[Recorded data]
========================

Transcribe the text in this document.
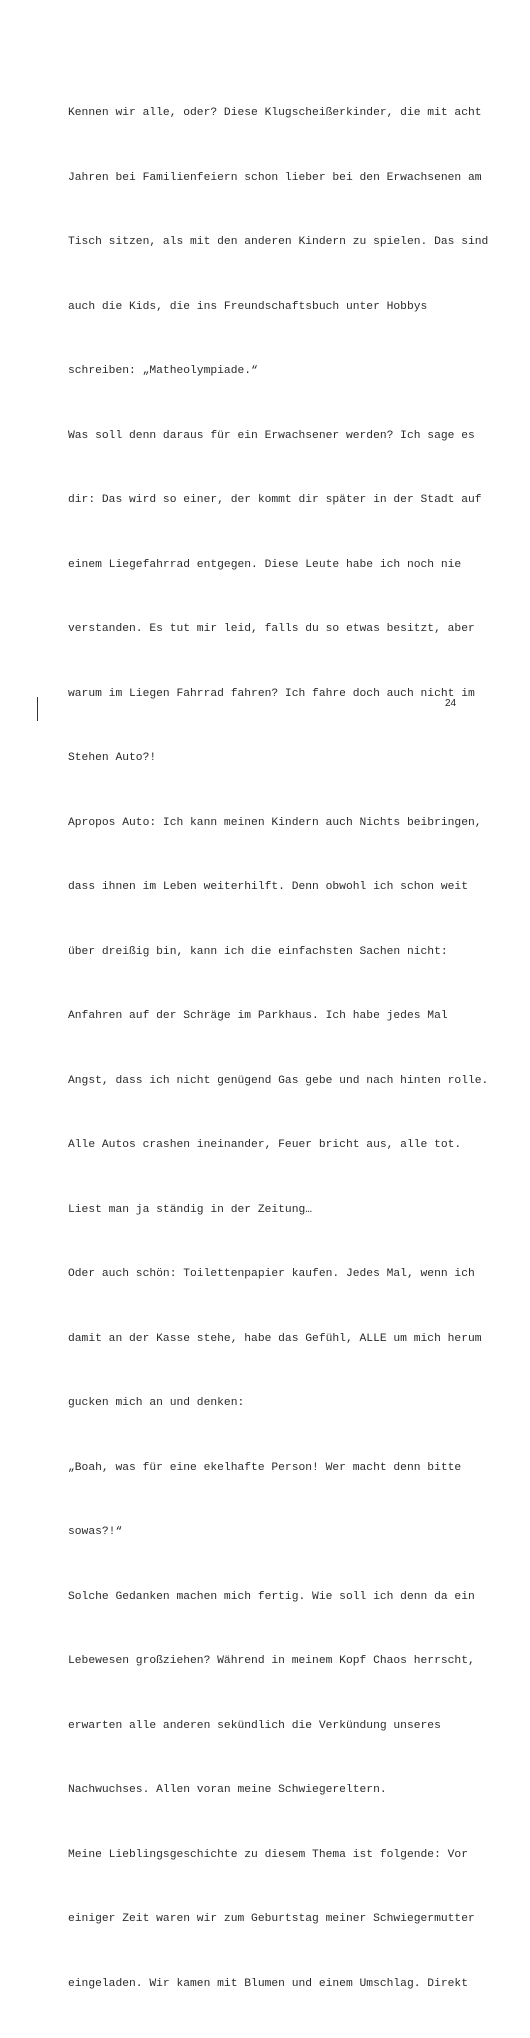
Kennen wir alle, oder? Diese Klugscheißerkinder, die mit acht

Jahren bei Familienfeiern schon lieber bei den Erwachsenen am

Tisch sitzen, als mit den anderen Kindern zu spielen. Das sind

auch die Kids, die ins Freundschaftsbuch unter Hobbys

schreiben: „Matheolympiade.“

Was soll denn daraus für ein Erwachsener werden? Ich sage es

dir: Das wird so einer, der kommt dir später in der Stadt auf

einem Liegefahrrad entgegen. Diese Leute habe ich noch nie

verstanden. Es tut mir leid, falls du so etwas besitzt, aber

warum im Liegen Fahrrad fahren? Ich fahre doch auch nicht im

Stehen Auto?!

Apropos Auto: Ich kann meinen Kindern auch Nichts beibringen,

dass ihnen im Leben weiterhilft. Denn obwohl ich schon weit

über dreißig bin, kann ich die einfachsten Sachen nicht:

Anfahren auf der Schräge im Parkhaus. Ich habe jedes Mal

Angst, dass ich nicht genügend Gas gebe und nach hinten rolle.

Alle Autos crashen ineinander, Feuer bricht aus, alle tot.

Liest man ja ständig in der Zeitung…

Oder auch schön: Toilettenpapier kaufen. Jedes Mal, wenn ich

damit an der Kasse stehe, habe das Gefühl, ALLE um mich herum

gucken mich an und denken:

„Boah, was für eine ekelhafte Person! Wer macht denn bitte

sowas?!“

Solche Gedanken machen mich fertig. Wie soll ich denn da ein

Lebewesen großziehen? Während in meinem Kopf Chaos herrscht,

erwarten alle anderen sekündlich die Verkündung unseres

Nachwuchses. Allen voran meine Schwiegereltern.

Meine Lieblingsgeschichte zu diesem Thema ist folgende: Vor

einiger Zeit waren wir zum Geburtstag meiner Schwiegermutter

eingeladen. Wir kamen mit Blumen und einem Umschlag. Direkt

24
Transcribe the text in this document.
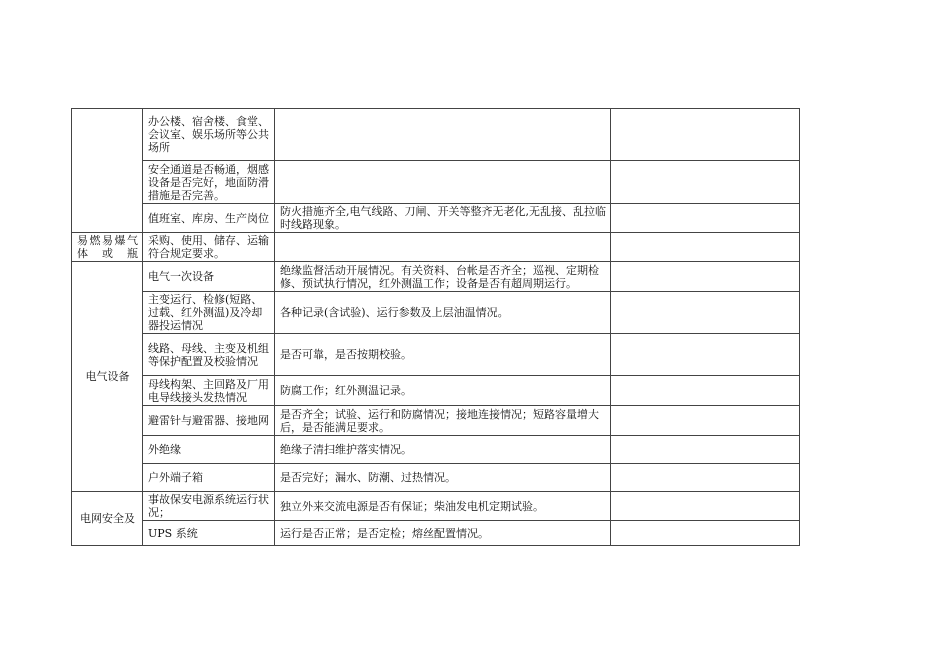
	办公楼、宿舍楼、食堂、会议室、娱乐场所等公共场所		
	安全通道是否畅通，烟感设备是否完好，地面防滑措施是否完善。		
	值班室、库房、生产岗位	防火措施齐全,电气线路、刀闸、开关等整齐无老化,无乱接、乱拉临时线路现象。	
易燃易爆气体或瓶	采购、使用、储存、运输符合规定要求。		
电气设备	电气一次设备	绝缘监督活动开展情况。有关资料、台帐是否齐全；巡视、定期检修、预试执行情况，红外测温工作；设备是否有超周期运行。	
	主变运行、检修(短路、过载、红外测温)及冷却器投运情况	各种记录(含试验)、运行参数及上层油温情况。	
	线路、母线、主变及机组等保护配置及校验情况	是否可靠，是否按期校验。	
	母线构架、主回路及厂用电导线接头发热情况	防腐工作；红外测温记录。	
	避雷针与避雷器、接地网	是否齐全；试验、运行和防腐情况；接地连接情况；短路容量增大后，是否能满足要求。	
	外绝缘	绝缘子清扫维护落实情况。	
	户外端子箱	是否完好；漏水、防潮、过热情况。	
电网安全及	事故保安电源系统运行状况；	独立外来交流电源是否有保证；柴油发电机定期试验。	
	UPS 系统	运行是否正常；是否定检；熔丝配置情况。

========================

### Written task:
Drop the pictures and reproduce the rest of the entries above exactly.

### Task result:
Transcribe the text in this document.
Kennen wir alle, oder? Diese Klugscheißerkinder, die mit acht

Jahren bei Familienfeiern schon lieber bei den Erwachsenen am

Tisch sitzen, als mit den anderen Kindern zu spielen. Das sind

auch die Kids, die ins Freundschaftsbuch unter Hobbys

schreiben: „Matheolympiade.“

Was soll denn daraus für ein Erwachsener werden? Ich sage es

dir: Das wird so einer, der kommt dir später in der Stadt auf

einem Liegefahrrad entgegen. Diese Leute habe ich noch nie

verstanden. Es tut mir leid, falls du so etwas besitzt, aber

warum im Liegen Fahrrad fahren? Ich fahre doch auch nicht im

Stehen Auto?!

Apropos Auto: Ich kann meinen Kindern auch Nichts beibringen,

dass ihnen im Leben weiterhilft. Denn obwohl ich schon weit

über dreißig bin, kann ich die einfachsten Sachen nicht:

Anfahren auf der Schräge im Parkhaus. Ich habe jedes Mal

Angst, dass ich nicht genügend Gas gebe und nach hinten rolle.

Alle Autos crashen ineinander, Feuer bricht aus, alle tot.

Liest man ja ständig in der Zeitung…

Oder auch schön: Toilettenpapier kaufen. Jedes Mal, wenn ich

damit an der Kasse stehe, habe das Gefühl, ALLE um mich herum

gucken mich an und denken:

„Boah, was für eine ekelhafte Person! Wer macht denn bitte

sowas?!“

Solche Gedanken machen mich fertig. Wie soll ich denn da ein

Lebewesen großziehen? Während in meinem Kopf Chaos herrscht,

erwarten alle anderen sekündlich die Verkündung unseres

Nachwuchses. Allen voran meine Schwiegereltern.

Meine Lieblingsgeschichte zu diesem Thema ist folgende: Vor

einiger Zeit waren wir zum Geburtstag meiner Schwiegermutter

eingeladen. Wir kamen mit Blumen und einem Umschlag. Direkt

24
Transcribe the text in this document.
	办公楼、宿舍楼、食堂、会议室、娱乐场所等公共场所		
	安全通道是否畅通，烟感设备是否完好，地面防滑措施是否完善。		
	值班室、库房、生产岗位	防火措施齐全,电气线路、刀闸、开关等整齐无老化,无乱接、乱拉临时线路现象。	
易燃易爆气体或瓶	采购、使用、储存、运输符合规定要求。		
电气设备	电气一次设备	绝缘监督活动开展情况。有关资料、台帐是否齐全；巡视、定期检修、预试执行情况，红外测温工作；设备是否有超周期运行。	
	主变运行、检修(短路、过载、红外测温)及冷却器投运情况	各种记录(含试验)、运行参数及上层油温情况。	
	线路、母线、主变及机组等保护配置及校验情况	是否可靠，是否按期校验。	
	母线构架、主回路及厂用电导线接头发热情况	防腐工作；红外测温记录。	
	避雷针与避雷器、接地网	是否齐全；试验、运行和防腐情况；接地连接情况；短路容量增大后，是否能满足要求。	
	外绝缘	绝缘子清扫维护落实情况。	
	户外端子箱	是否完好；漏水、防潮、过热情况。	
电网安全及	事故保安电源系统运行状况；	独立外来交流电源是否有保证；柴油发电机定期试验。	
	UPS 系统	运行是否正常；是否定检；熔丝配置情况。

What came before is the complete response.